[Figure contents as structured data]

<<<<

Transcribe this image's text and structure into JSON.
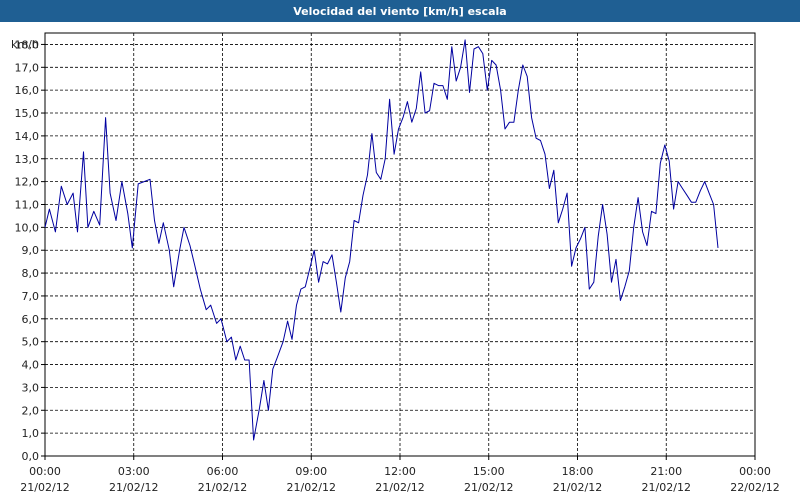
{
  "window": {
    "title": "Velocidad del viento [km/h] escala"
  },
  "colors": {
    "titlebar": "#1f5f93",
    "line": "#0000a0",
    "grid": "#000000"
  },
  "chart_data": {
    "type": "line",
    "title": "Velocidad del viento [km/h] escala",
    "ylabel": "km/h",
    "ylim": [
      0,
      18.5
    ],
    "y_ticks": [
      "0,0",
      "1,0",
      "2,0",
      "3,0",
      "4,0",
      "5,0",
      "6,0",
      "7,0",
      "8,0",
      "9,0",
      "10,0",
      "11,0",
      "12,0",
      "13,0",
      "14,0",
      "15,0",
      "16,0",
      "17,0",
      "18,0"
    ],
    "x_ticks": [
      {
        "time": "00:00",
        "date": "21/02/12"
      },
      {
        "time": "03:00",
        "date": "21/02/12"
      },
      {
        "time": "06:00",
        "date": "21/02/12"
      },
      {
        "time": "09:00",
        "date": "21/02/12"
      },
      {
        "time": "12:00",
        "date": "21/02/12"
      },
      {
        "time": "15:00",
        "date": "21/02/12"
      },
      {
        "time": "18:00",
        "date": "21/02/12"
      },
      {
        "time": "21:00",
        "date": "21/02/12"
      },
      {
        "time": "00:00",
        "date": "22/02/12"
      }
    ],
    "xlim_hours": [
      0,
      24
    ],
    "grid": true,
    "series": [
      {
        "values": [
          [
            0.0,
            10.0
          ],
          [
            0.15,
            10.8
          ],
          [
            0.35,
            9.8
          ],
          [
            0.55,
            11.8
          ],
          [
            0.75,
            11.0
          ],
          [
            0.95,
            11.5
          ],
          [
            1.1,
            9.8
          ],
          [
            1.3,
            13.3
          ],
          [
            1.45,
            10.0
          ],
          [
            1.65,
            10.7
          ],
          [
            1.85,
            10.1
          ],
          [
            2.05,
            14.8
          ],
          [
            2.2,
            11.5
          ],
          [
            2.4,
            10.3
          ],
          [
            2.6,
            12.0
          ],
          [
            2.8,
            10.6
          ],
          [
            2.95,
            9.1
          ],
          [
            3.15,
            11.9
          ],
          [
            3.35,
            12.0
          ],
          [
            3.55,
            12.1
          ],
          [
            3.7,
            10.3
          ],
          [
            3.85,
            9.3
          ],
          [
            4.0,
            10.2
          ],
          [
            4.2,
            9.0
          ],
          [
            4.35,
            7.4
          ],
          [
            4.55,
            9.0
          ],
          [
            4.7,
            10.0
          ],
          [
            4.9,
            9.2
          ],
          [
            5.05,
            8.4
          ],
          [
            5.25,
            7.3
          ],
          [
            5.45,
            6.4
          ],
          [
            5.6,
            6.6
          ],
          [
            5.8,
            5.8
          ],
          [
            5.95,
            6.0
          ],
          [
            6.15,
            5.0
          ],
          [
            6.3,
            5.2
          ],
          [
            6.45,
            4.2
          ],
          [
            6.6,
            4.8
          ],
          [
            6.75,
            4.2
          ],
          [
            6.9,
            4.2
          ],
          [
            7.05,
            0.7
          ],
          [
            7.25,
            2.1
          ],
          [
            7.4,
            3.3
          ],
          [
            7.55,
            2.0
          ],
          [
            7.7,
            3.8
          ],
          [
            7.85,
            4.3
          ],
          [
            8.05,
            5.0
          ],
          [
            8.2,
            5.9
          ],
          [
            8.35,
            5.1
          ],
          [
            8.5,
            6.6
          ],
          [
            8.65,
            7.3
          ],
          [
            8.8,
            7.4
          ],
          [
            8.95,
            8.2
          ],
          [
            9.1,
            9.0
          ],
          [
            9.25,
            7.6
          ],
          [
            9.4,
            8.5
          ],
          [
            9.55,
            8.4
          ],
          [
            9.7,
            8.8
          ],
          [
            9.85,
            7.6
          ],
          [
            10.0,
            6.3
          ],
          [
            10.15,
            7.8
          ],
          [
            10.3,
            8.5
          ],
          [
            10.45,
            10.3
          ],
          [
            10.6,
            10.2
          ],
          [
            10.75,
            11.4
          ],
          [
            10.9,
            12.3
          ],
          [
            11.05,
            14.1
          ],
          [
            11.2,
            12.4
          ],
          [
            11.35,
            12.1
          ],
          [
            11.5,
            13.0
          ],
          [
            11.65,
            15.6
          ],
          [
            11.8,
            13.2
          ],
          [
            11.95,
            14.3
          ],
          [
            12.1,
            14.8
          ],
          [
            12.25,
            15.5
          ],
          [
            12.4,
            14.6
          ],
          [
            12.55,
            15.2
          ],
          [
            12.7,
            16.8
          ],
          [
            12.85,
            15.0
          ],
          [
            13.0,
            15.1
          ],
          [
            13.15,
            16.3
          ],
          [
            13.3,
            16.2
          ],
          [
            13.45,
            16.2
          ],
          [
            13.6,
            15.6
          ],
          [
            13.75,
            17.9
          ],
          [
            13.9,
            16.4
          ],
          [
            14.05,
            17.0
          ],
          [
            14.2,
            18.2
          ],
          [
            14.35,
            15.9
          ],
          [
            14.5,
            17.8
          ],
          [
            14.65,
            17.9
          ],
          [
            14.8,
            17.6
          ],
          [
            14.95,
            16.0
          ],
          [
            15.1,
            17.3
          ],
          [
            15.25,
            17.1
          ],
          [
            15.4,
            16.0
          ],
          [
            15.55,
            14.3
          ],
          [
            15.7,
            14.6
          ],
          [
            15.85,
            14.6
          ],
          [
            16.0,
            16.0
          ],
          [
            16.15,
            17.1
          ],
          [
            16.3,
            16.6
          ],
          [
            16.45,
            14.8
          ],
          [
            16.6,
            13.9
          ],
          [
            16.75,
            13.8
          ],
          [
            16.9,
            13.2
          ],
          [
            17.05,
            11.7
          ],
          [
            17.2,
            12.5
          ],
          [
            17.35,
            10.2
          ],
          [
            17.5,
            10.8
          ],
          [
            17.65,
            11.5
          ],
          [
            17.8,
            8.3
          ],
          [
            17.95,
            9.1
          ],
          [
            18.1,
            9.5
          ],
          [
            18.25,
            10.0
          ],
          [
            18.4,
            7.3
          ],
          [
            18.55,
            7.6
          ],
          [
            18.7,
            9.6
          ],
          [
            18.85,
            11.0
          ],
          [
            19.0,
            9.7
          ],
          [
            19.15,
            7.6
          ],
          [
            19.3,
            8.6
          ],
          [
            19.45,
            6.8
          ],
          [
            19.6,
            7.4
          ],
          [
            19.75,
            8.1
          ],
          [
            19.9,
            10.0
          ],
          [
            20.05,
            11.3
          ],
          [
            20.2,
            9.8
          ],
          [
            20.35,
            9.2
          ],
          [
            20.5,
            10.7
          ],
          [
            20.65,
            10.6
          ],
          [
            20.8,
            12.8
          ],
          [
            20.95,
            13.6
          ],
          [
            21.1,
            12.9
          ],
          [
            21.25,
            10.8
          ],
          [
            21.4,
            12.0
          ],
          [
            21.55,
            11.7
          ],
          [
            21.7,
            11.4
          ],
          [
            21.85,
            11.1
          ],
          [
            22.0,
            11.1
          ],
          [
            22.15,
            11.6
          ],
          [
            22.3,
            12.0
          ],
          [
            22.45,
            11.5
          ],
          [
            22.6,
            11.0
          ],
          [
            22.75,
            9.1
          ]
        ]
      }
    ]
  }
}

>>>>

Transcribe the whole listing, character for character, but not its images.

▶ _Correct result_
Transcribe this image's text and structure into JSON.
{
  "window": {
    "title": "Velocidad del viento [km/h] escala"
  },
  "colors": {
    "titlebar": "#1f5f93",
    "line": "#0000a0",
    "grid": "#000000"
  },
  "chart_data": {
    "type": "line",
    "title": "Velocidad del viento [km/h] escala",
    "ylabel": "km/h",
    "ylim": [
      0,
      18.5
    ],
    "y_ticks": [
      "0,0",
      "1,0",
      "2,0",
      "3,0",
      "4,0",
      "5,0",
      "6,0",
      "7,0",
      "8,0",
      "9,0",
      "10,0",
      "11,0",
      "12,0",
      "13,0",
      "14,0",
      "15,0",
      "16,0",
      "17,0",
      "18,0"
    ],
    "x_ticks": [
      {
        "time": "00:00",
        "date": "21/02/12"
      },
      {
        "time": "03:00",
        "date": "21/02/12"
      },
      {
        "time": "06:00",
        "date": "21/02/12"
      },
      {
        "time": "09:00",
        "date": "21/02/12"
      },
      {
        "time": "12:00",
        "date": "21/02/12"
      },
      {
        "time": "15:00",
        "date": "21/02/12"
      },
      {
        "time": "18:00",
        "date": "21/02/12"
      },
      {
        "time": "21:00",
        "date": "21/02/12"
      },
      {
        "time": "00:00",
        "date": "22/02/12"
      }
    ],
    "xlim_hours": [
      0,
      24
    ],
    "grid": true,
    "series": [
      {
        "values": [
          [
            0.0,
            10.0
          ],
          [
            0.15,
            10.8
          ],
          [
            0.35,
            9.8
          ],
          [
            0.55,
            11.8
          ],
          [
            0.75,
            11.0
          ],
          [
            0.95,
            11.5
          ],
          [
            1.1,
            9.8
          ],
          [
            1.3,
            13.3
          ],
          [
            1.45,
            10.0
          ],
          [
            1.65,
            10.7
          ],
          [
            1.85,
            10.1
          ],
          [
            2.05,
            14.8
          ],
          [
            2.2,
            11.5
          ],
          [
            2.4,
            10.3
          ],
          [
            2.6,
            12.0
          ],
          [
            2.8,
            10.6
          ],
          [
            2.95,
            9.1
          ],
          [
            3.15,
            11.9
          ],
          [
            3.35,
            12.0
          ],
          [
            3.55,
            12.1
          ],
          [
            3.7,
            10.3
          ],
          [
            3.85,
            9.3
          ],
          [
            4.0,
            10.2
          ],
          [
            4.2,
            9.0
          ],
          [
            4.35,
            7.4
          ],
          [
            4.55,
            9.0
          ],
          [
            4.7,
            10.0
          ],
          [
            4.9,
            9.2
          ],
          [
            5.05,
            8.4
          ],
          [
            5.25,
            7.3
          ],
          [
            5.45,
            6.4
          ],
          [
            5.6,
            6.6
          ],
          [
            5.8,
            5.8
          ],
          [
            5.95,
            6.0
          ],
          [
            6.15,
            5.0
          ],
          [
            6.3,
            5.2
          ],
          [
            6.45,
            4.2
          ],
          [
            6.6,
            4.8
          ],
          [
            6.75,
            4.2
          ],
          [
            6.9,
            4.2
          ],
          [
            7.05,
            0.7
          ],
          [
            7.25,
            2.1
          ],
          [
            7.4,
            3.3
          ],
          [
            7.55,
            2.0
          ],
          [
            7.7,
            3.8
          ],
          [
            7.85,
            4.3
          ],
          [
            8.05,
            5.0
          ],
          [
            8.2,
            5.9
          ],
          [
            8.35,
            5.1
          ],
          [
            8.5,
            6.6
          ],
          [
            8.65,
            7.3
          ],
          [
            8.8,
            7.4
          ],
          [
            8.95,
            8.2
          ],
          [
            9.1,
            9.0
          ],
          [
            9.25,
            7.6
          ],
          [
            9.4,
            8.5
          ],
          [
            9.55,
            8.4
          ],
          [
            9.7,
            8.8
          ],
          [
            9.85,
            7.6
          ],
          [
            10.0,
            6.3
          ],
          [
            10.15,
            7.8
          ],
          [
            10.3,
            8.5
          ],
          [
            10.45,
            10.3
          ],
          [
            10.6,
            10.2
          ],
          [
            10.75,
            11.4
          ],
          [
            10.9,
            12.3
          ],
          [
            11.05,
            14.1
          ],
          [
            11.2,
            12.4
          ],
          [
            11.35,
            12.1
          ],
          [
            11.5,
            13.0
          ],
          [
            11.65,
            15.6
          ],
          [
            11.8,
            13.2
          ],
          [
            11.95,
            14.3
          ],
          [
            12.1,
            14.8
          ],
          [
            12.25,
            15.5
          ],
          [
            12.4,
            14.6
          ],
          [
            12.55,
            15.2
          ],
          [
            12.7,
            16.8
          ],
          [
            12.85,
            15.0
          ],
          [
            13.0,
            15.1
          ],
          [
            13.15,
            16.3
          ],
          [
            13.3,
            16.2
          ],
          [
            13.45,
            16.2
          ],
          [
            13.6,
            15.6
          ],
          [
            13.75,
            17.9
          ],
          [
            13.9,
            16.4
          ],
          [
            14.05,
            17.0
          ],
          [
            14.2,
            18.2
          ],
          [
            14.35,
            15.9
          ],
          [
            14.5,
            17.8
          ],
          [
            14.65,
            17.9
          ],
          [
            14.8,
            17.6
          ],
          [
            14.95,
            16.0
          ],
          [
            15.1,
            17.3
          ],
          [
            15.25,
            17.1
          ],
          [
            15.4,
            16.0
          ],
          [
            15.55,
            14.3
          ],
          [
            15.7,
            14.6
          ],
          [
            15.85,
            14.6
          ],
          [
            16.0,
            16.0
          ],
          [
            16.15,
            17.1
          ],
          [
            16.3,
            16.6
          ],
          [
            16.45,
            14.8
          ],
          [
            16.6,
            13.9
          ],
          [
            16.75,
            13.8
          ],
          [
            16.9,
            13.2
          ],
          [
            17.05,
            11.7
          ],
          [
            17.2,
            12.5
          ],
          [
            17.35,
            10.2
          ],
          [
            17.5,
            10.8
          ],
          [
            17.65,
            11.5
          ],
          [
            17.8,
            8.3
          ],
          [
            17.95,
            9.1
          ],
          [
            18.1,
            9.5
          ],
          [
            18.25,
            10.0
          ],
          [
            18.4,
            7.3
          ],
          [
            18.55,
            7.6
          ],
          [
            18.7,
            9.6
          ],
          [
            18.85,
            11.0
          ],
          [
            19.0,
            9.7
          ],
          [
            19.15,
            7.6
          ],
          [
            19.3,
            8.6
          ],
          [
            19.45,
            6.8
          ],
          [
            19.6,
            7.4
          ],
          [
            19.75,
            8.1
          ],
          [
            19.9,
            10.0
          ],
          [
            20.05,
            11.3
          ],
          [
            20.2,
            9.8
          ],
          [
            20.35,
            9.2
          ],
          [
            20.5,
            10.7
          ],
          [
            20.65,
            10.6
          ],
          [
            20.8,
            12.8
          ],
          [
            20.95,
            13.6
          ],
          [
            21.1,
            12.9
          ],
          [
            21.25,
            10.8
          ],
          [
            21.4,
            12.0
          ],
          [
            21.55,
            11.7
          ],
          [
            21.7,
            11.4
          ],
          [
            21.85,
            11.1
          ],
          [
            22.0,
            11.1
          ],
          [
            22.15,
            11.6
          ],
          [
            22.3,
            12.0
          ],
          [
            22.45,
            11.5
          ],
          [
            22.6,
            11.0
          ],
          [
            22.75,
            9.1
          ]
        ]
      }
    ]
  }
}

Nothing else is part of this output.